### Given instruction
Skip the pictures and quote all of the lines exactly.

[begin Provided information]

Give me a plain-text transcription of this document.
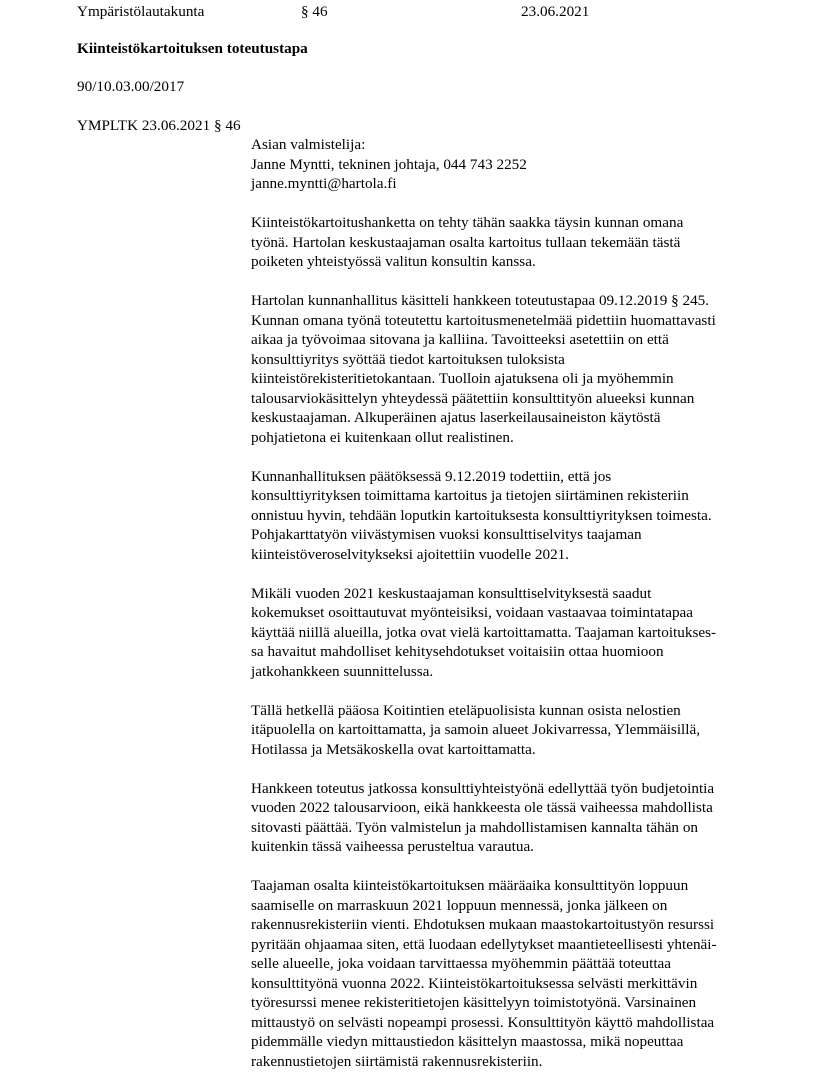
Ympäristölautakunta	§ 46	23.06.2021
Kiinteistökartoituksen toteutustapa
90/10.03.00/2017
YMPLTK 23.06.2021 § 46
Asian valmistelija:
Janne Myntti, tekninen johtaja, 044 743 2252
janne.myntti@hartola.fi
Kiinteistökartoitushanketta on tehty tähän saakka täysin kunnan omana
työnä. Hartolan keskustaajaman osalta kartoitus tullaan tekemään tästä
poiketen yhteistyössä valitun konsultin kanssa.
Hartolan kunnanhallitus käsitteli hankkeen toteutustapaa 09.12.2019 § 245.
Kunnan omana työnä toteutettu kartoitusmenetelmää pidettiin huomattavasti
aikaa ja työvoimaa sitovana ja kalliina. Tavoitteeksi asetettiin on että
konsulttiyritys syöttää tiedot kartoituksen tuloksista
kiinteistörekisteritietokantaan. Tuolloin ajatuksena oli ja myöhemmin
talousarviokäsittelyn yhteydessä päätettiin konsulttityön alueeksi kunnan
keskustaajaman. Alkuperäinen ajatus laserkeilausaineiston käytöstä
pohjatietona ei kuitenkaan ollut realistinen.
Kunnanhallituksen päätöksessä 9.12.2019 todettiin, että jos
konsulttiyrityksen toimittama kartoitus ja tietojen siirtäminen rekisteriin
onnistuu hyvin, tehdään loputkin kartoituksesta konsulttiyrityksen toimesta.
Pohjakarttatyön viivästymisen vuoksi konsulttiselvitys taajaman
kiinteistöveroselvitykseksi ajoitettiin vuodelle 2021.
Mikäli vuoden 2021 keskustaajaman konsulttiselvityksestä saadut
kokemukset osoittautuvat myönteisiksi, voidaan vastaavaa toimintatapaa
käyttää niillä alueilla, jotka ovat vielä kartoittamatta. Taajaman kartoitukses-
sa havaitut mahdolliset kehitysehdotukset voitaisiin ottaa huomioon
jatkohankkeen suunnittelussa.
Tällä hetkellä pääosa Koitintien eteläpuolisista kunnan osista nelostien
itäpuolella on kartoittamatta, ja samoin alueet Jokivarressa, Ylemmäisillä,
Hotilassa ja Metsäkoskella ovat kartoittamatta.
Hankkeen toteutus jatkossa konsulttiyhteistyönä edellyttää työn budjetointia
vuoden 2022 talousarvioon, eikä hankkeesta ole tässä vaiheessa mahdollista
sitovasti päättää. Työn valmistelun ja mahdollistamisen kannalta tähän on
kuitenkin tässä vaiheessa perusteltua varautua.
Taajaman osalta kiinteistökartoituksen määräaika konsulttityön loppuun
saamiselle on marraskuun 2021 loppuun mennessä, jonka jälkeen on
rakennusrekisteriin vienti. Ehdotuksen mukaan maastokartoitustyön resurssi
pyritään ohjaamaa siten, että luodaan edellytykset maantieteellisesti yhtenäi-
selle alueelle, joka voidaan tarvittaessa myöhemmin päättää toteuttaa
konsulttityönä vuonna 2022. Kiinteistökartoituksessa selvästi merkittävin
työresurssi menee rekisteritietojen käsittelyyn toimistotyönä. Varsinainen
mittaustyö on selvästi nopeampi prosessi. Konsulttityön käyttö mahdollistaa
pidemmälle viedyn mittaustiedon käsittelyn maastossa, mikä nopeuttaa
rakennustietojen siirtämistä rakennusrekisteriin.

[end Provided information]

### Solved problem
Give me a plain-text transcription of this document.
Ympäristölautakunta	§ 46	23.06.2021
Kiinteistökartoituksen toteutustapa
90/10.03.00/2017
YMPLTK 23.06.2021 § 46
Asian valmistelija:
Janne Myntti, tekninen johtaja, 044 743 2252
janne.myntti@hartola.fi
Kiinteistökartoitushanketta on tehty tähän saakka täysin kunnan omana
työnä. Hartolan keskustaajaman osalta kartoitus tullaan tekemään tästä
poiketen yhteistyössä valitun konsultin kanssa.
Hartolan kunnanhallitus käsitteli hankkeen toteutustapaa 09.12.2019 § 245.
Kunnan omana työnä toteutettu kartoitusmenetelmää pidettiin huomattavasti
aikaa ja työvoimaa sitovana ja kalliina. Tavoitteeksi asetettiin on että
konsulttiyritys syöttää tiedot kartoituksen tuloksista
kiinteistörekisteritietokantaan. Tuolloin ajatuksena oli ja myöhemmin
talousarviokäsittelyn yhteydessä päätettiin konsulttityön alueeksi kunnan
keskustaajaman. Alkuperäinen ajatus laserkeilausaineiston käytöstä
pohjatietona ei kuitenkaan ollut realistinen.
Kunnanhallituksen päätöksessä 9.12.2019 todettiin, että jos
konsulttiyrityksen toimittama kartoitus ja tietojen siirtäminen rekisteriin
onnistuu hyvin, tehdään loputkin kartoituksesta konsulttiyrityksen toimesta.
Pohjakarttatyön viivästymisen vuoksi konsulttiselvitys taajaman
kiinteistöveroselvitykseksi ajoitettiin vuodelle 2021.
Mikäli vuoden 2021 keskustaajaman konsulttiselvityksestä saadut
kokemukset osoittautuvat myönteisiksi, voidaan vastaavaa toimintatapaa
käyttää niillä alueilla, jotka ovat vielä kartoittamatta. Taajaman kartoitukses-
sa havaitut mahdolliset kehitysehdotukset voitaisiin ottaa huomioon
jatkohankkeen suunnittelussa.
Tällä hetkellä pääosa Koitintien eteläpuolisista kunnan osista nelostien
itäpuolella on kartoittamatta, ja samoin alueet Jokivarressa, Ylemmäisillä,
Hotilassa ja Metsäkoskella ovat kartoittamatta.
Hankkeen toteutus jatkossa konsulttiyhteistyönä edellyttää työn budjetointia
vuoden 2022 talousarvioon, eikä hankkeesta ole tässä vaiheessa mahdollista
sitovasti päättää. Työn valmistelun ja mahdollistamisen kannalta tähän on
kuitenkin tässä vaiheessa perusteltua varautua.
Taajaman osalta kiinteistökartoituksen määräaika konsulttityön loppuun
saamiselle on marraskuun 2021 loppuun mennessä, jonka jälkeen on
rakennusrekisteriin vienti. Ehdotuksen mukaan maastokartoitustyön resurssi
pyritään ohjaamaa siten, että luodaan edellytykset maantieteellisesti yhtenäi-
selle alueelle, joka voidaan tarvittaessa myöhemmin päättää toteuttaa
konsulttityönä vuonna 2022. Kiinteistökartoituksessa selvästi merkittävin
työresurssi menee rekisteritietojen käsittelyyn toimistotyönä. Varsinainen
mittaustyö on selvästi nopeampi prosessi. Konsulttityön käyttö mahdollistaa
pidemmälle viedyn mittaustiedon käsittelyn maastossa, mikä nopeuttaa
rakennustietojen siirtämistä rakennusrekisteriin.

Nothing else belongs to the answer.